:: EXERCISE REQUIREMENTS ::
Calculate how many lines in the following records hold the word "其中WE", and report that number without comment.

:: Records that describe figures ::

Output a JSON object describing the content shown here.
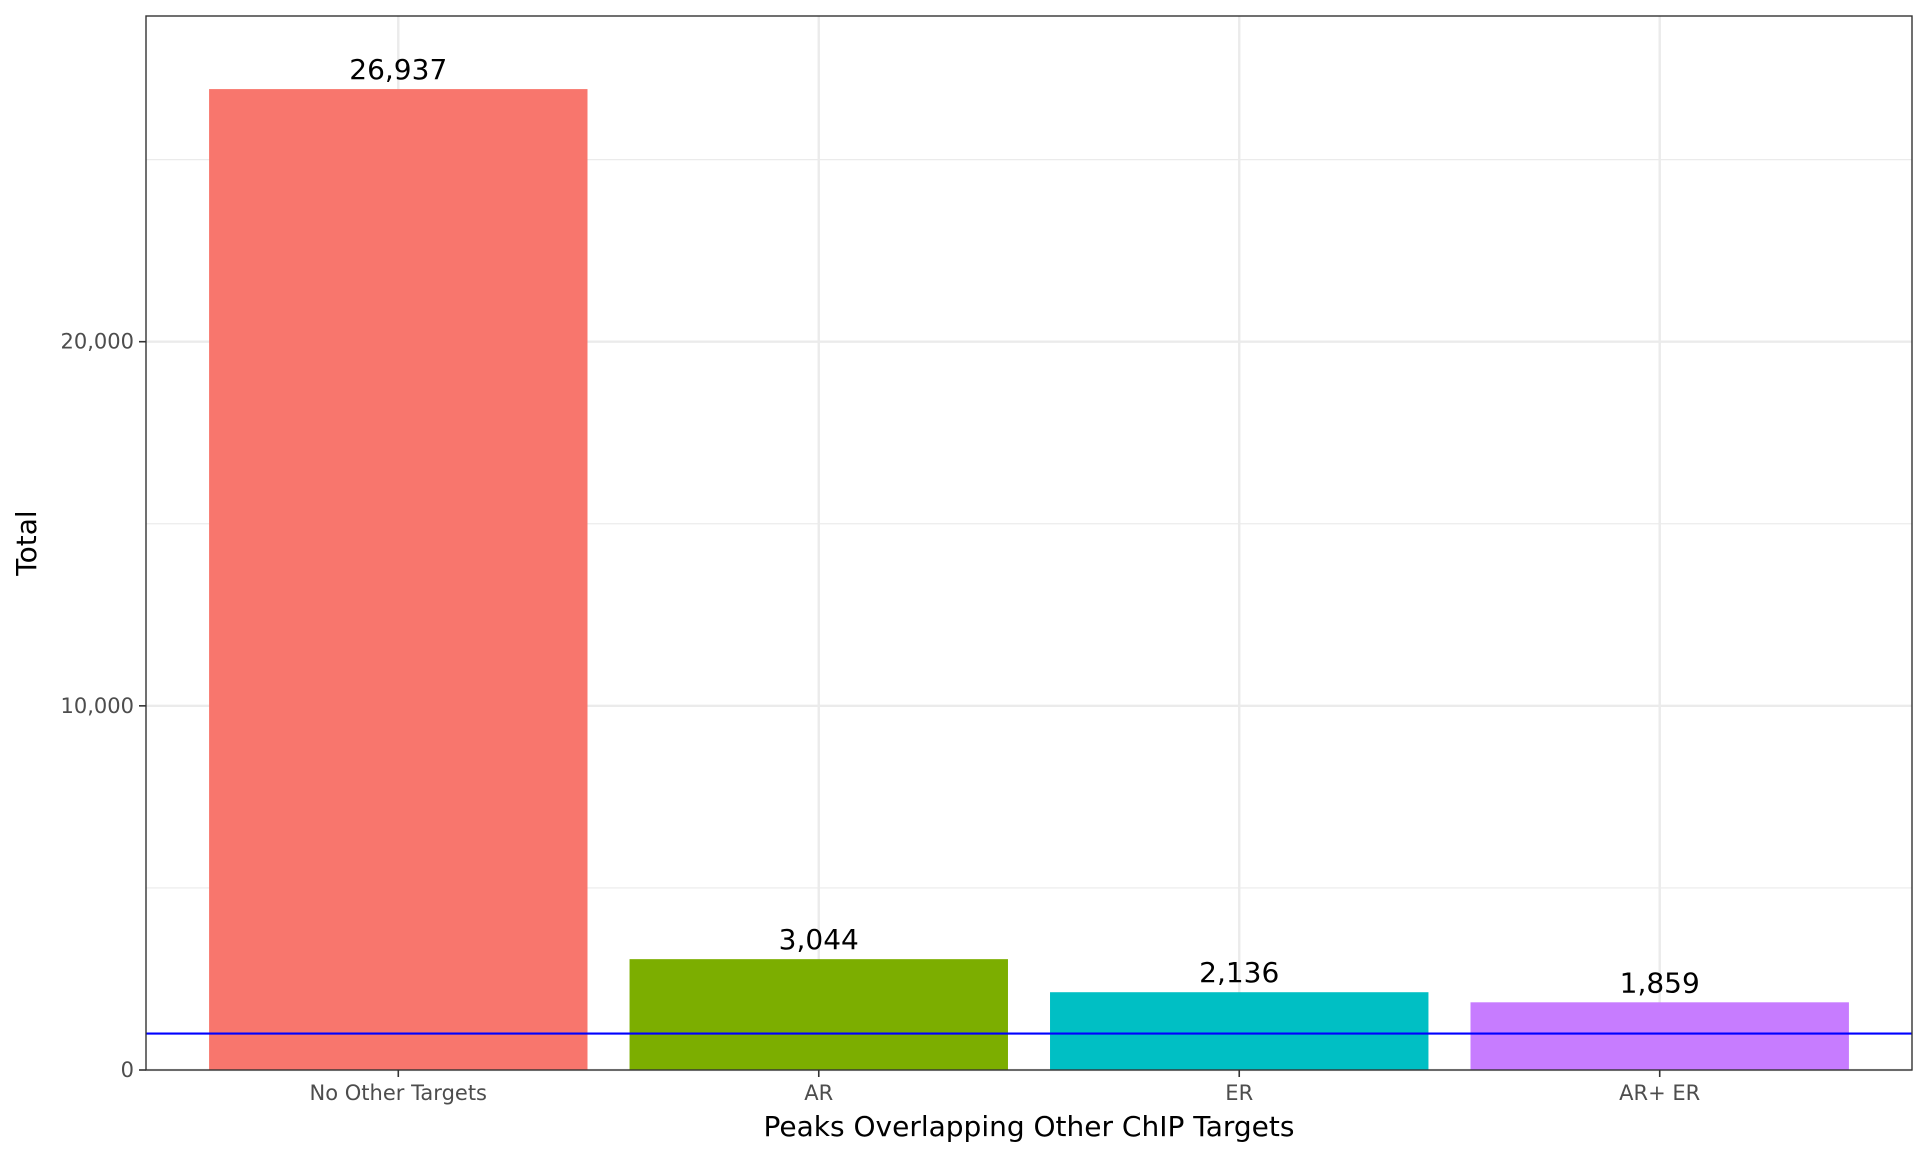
{
  "chart_data": {
    "type": "bar",
    "categories": [
      "No Other Targets",
      "AR",
      "ER",
      "AR+ ER"
    ],
    "values": [
      26937,
      3044,
      2136,
      1859
    ],
    "value_labels": [
      "26,937",
      "3,044",
      "2,136",
      "1,859"
    ],
    "colors": [
      "#F8766D",
      "#7CAE00",
      "#00BFC4",
      "#C77CFF"
    ],
    "xlabel": "Peaks Overlapping Other ChIP Targets",
    "ylabel": "Total",
    "ylim": [
      0,
      28944
    ],
    "yticks": [
      0,
      10000,
      20000
    ],
    "ytick_labels": [
      "0",
      "10,000",
      "20,000"
    ],
    "y_minor_ticks": [
      5000,
      15000,
      25000
    ],
    "reference_line": {
      "y": 1000,
      "color": "#0000FF"
    },
    "grid": true,
    "legend": "none"
  }
}
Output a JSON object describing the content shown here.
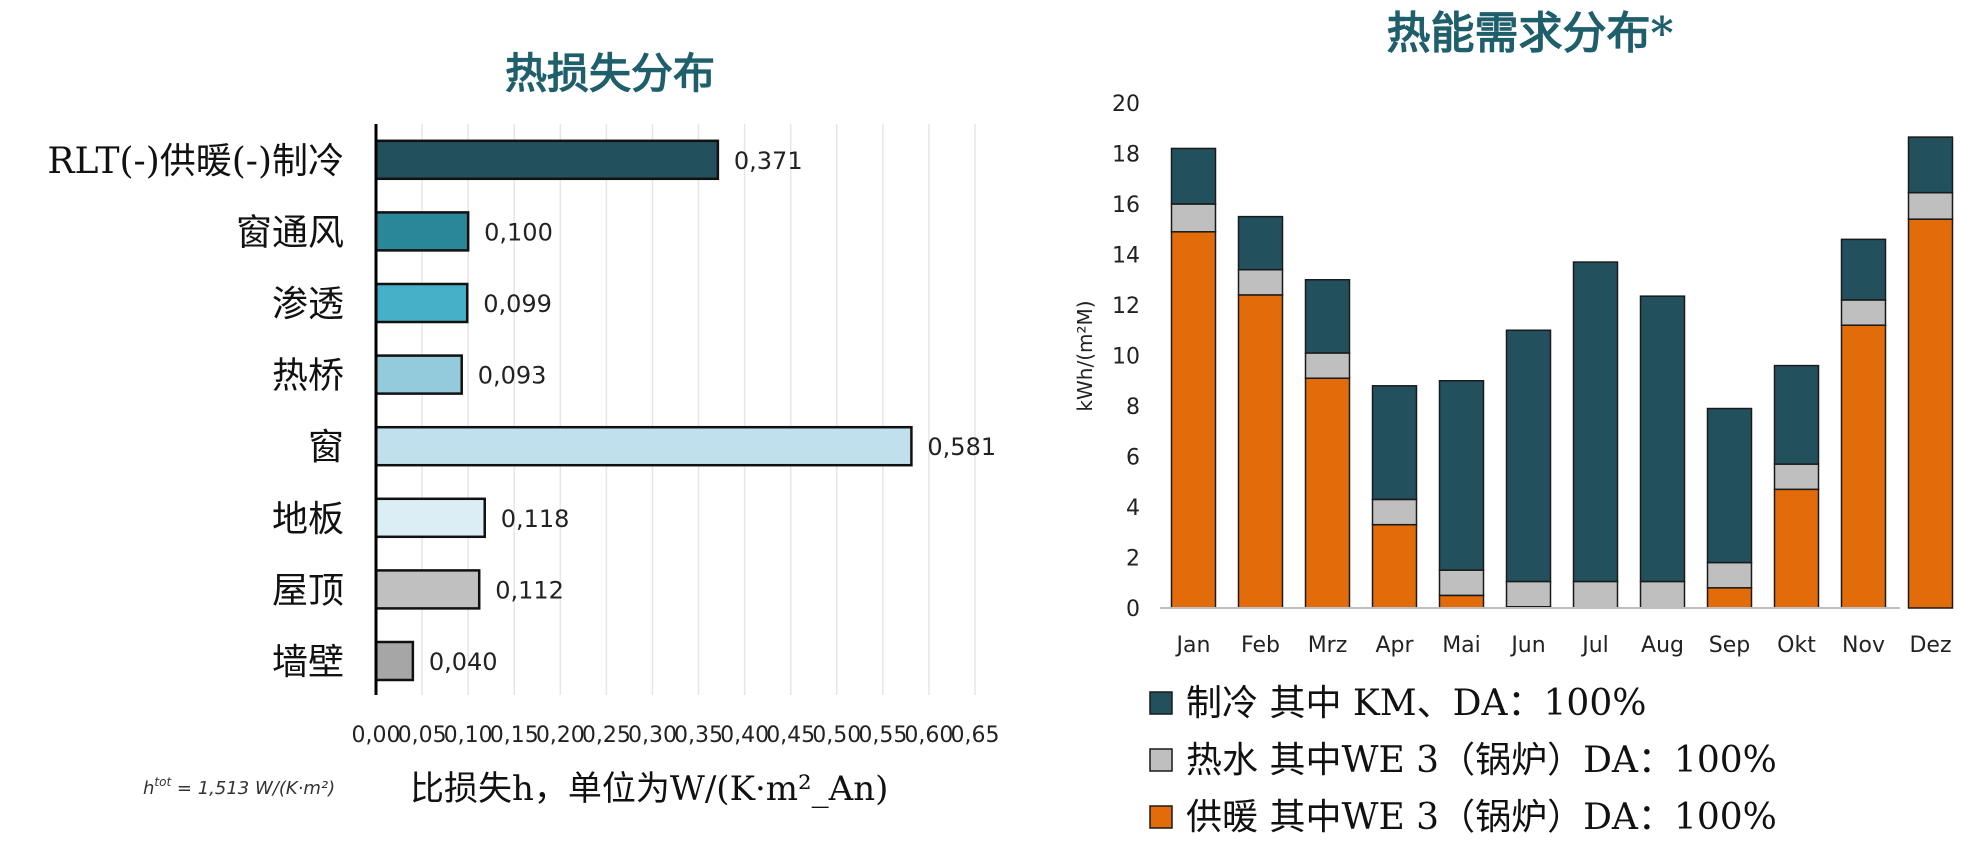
{
  "chart_data": [
    {
      "type": "bar",
      "orientation": "horizontal",
      "title": "热损失分布",
      "categories": [
        "RLT(-)供暖(-)制冷",
        "窗通风",
        "渗透",
        "热桥",
        "窗",
        "地板",
        "屋顶",
        "墙壁"
      ],
      "values": [
        0.371,
        0.1,
        0.099,
        0.093,
        0.581,
        0.118,
        0.112,
        0.04
      ],
      "value_labels": [
        "0,371",
        "0,100",
        "0,099",
        "0,093",
        "0,581",
        "0,118",
        "0,112",
        "0,040"
      ],
      "colors": [
        "#22505c",
        "#2a8799",
        "#45b0c8",
        "#93cbdc",
        "#bfe0ec",
        "#dceef5",
        "#c0c0c0",
        "#a6a6a6"
      ],
      "xlabel": "比损失h，单位为W/(K·m²_An)",
      "xlim": [
        0,
        0.65
      ],
      "xticks": [
        "0,00",
        "0,05",
        "0,10",
        "0,15",
        "0,20",
        "0,25",
        "0,30",
        "0,35",
        "0,40",
        "0,45",
        "0,50",
        "0,55",
        "0,60",
        "0,65"
      ],
      "grid": true,
      "note": "h",
      "note_sup": "tot",
      "note_rest": " = 1,513 W/(K·m²)"
    },
    {
      "type": "bar",
      "stacked": true,
      "title": "热能需求分布*",
      "categories": [
        "Jan",
        "Feb",
        "Mrz",
        "Apr",
        "Mai",
        "Jun",
        "Jul",
        "Aug",
        "Sep",
        "Okt",
        "Nov",
        "Dez"
      ],
      "series": [
        {
          "name": "供暖 其中WE 3（锅炉）DA：100%",
          "color": "#e26b0a",
          "values": [
            14.9,
            12.4,
            9.1,
            3.3,
            0.5,
            0.05,
            0.0,
            0.0,
            0.8,
            4.7,
            11.2,
            15.4
          ]
        },
        {
          "name": "热水 其中WE 3（锅炉）DA：100%",
          "color": "#bfbfbf",
          "values": [
            1.1,
            1.0,
            1.0,
            1.0,
            1.0,
            1.0,
            1.05,
            1.05,
            1.0,
            1.0,
            1.0,
            1.05
          ]
        },
        {
          "name": "制冷 其中 KM、DA：100%",
          "color": "#22505c",
          "values": [
            2.2,
            2.1,
            2.9,
            4.5,
            7.5,
            9.95,
            12.65,
            11.3,
            6.1,
            3.9,
            2.4,
            2.2
          ]
        }
      ],
      "ylabel": "kWh/(m²M)",
      "ylim": [
        0,
        20
      ],
      "yticks": [
        "0",
        "2",
        "4",
        "6",
        "8",
        "10",
        "12",
        "14",
        "16",
        "18",
        "20"
      ],
      "legend": "bottom",
      "legend_order": [
        2,
        1,
        0
      ],
      "grid": false
    }
  ]
}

:: COMPLETE RESPONSE ::
2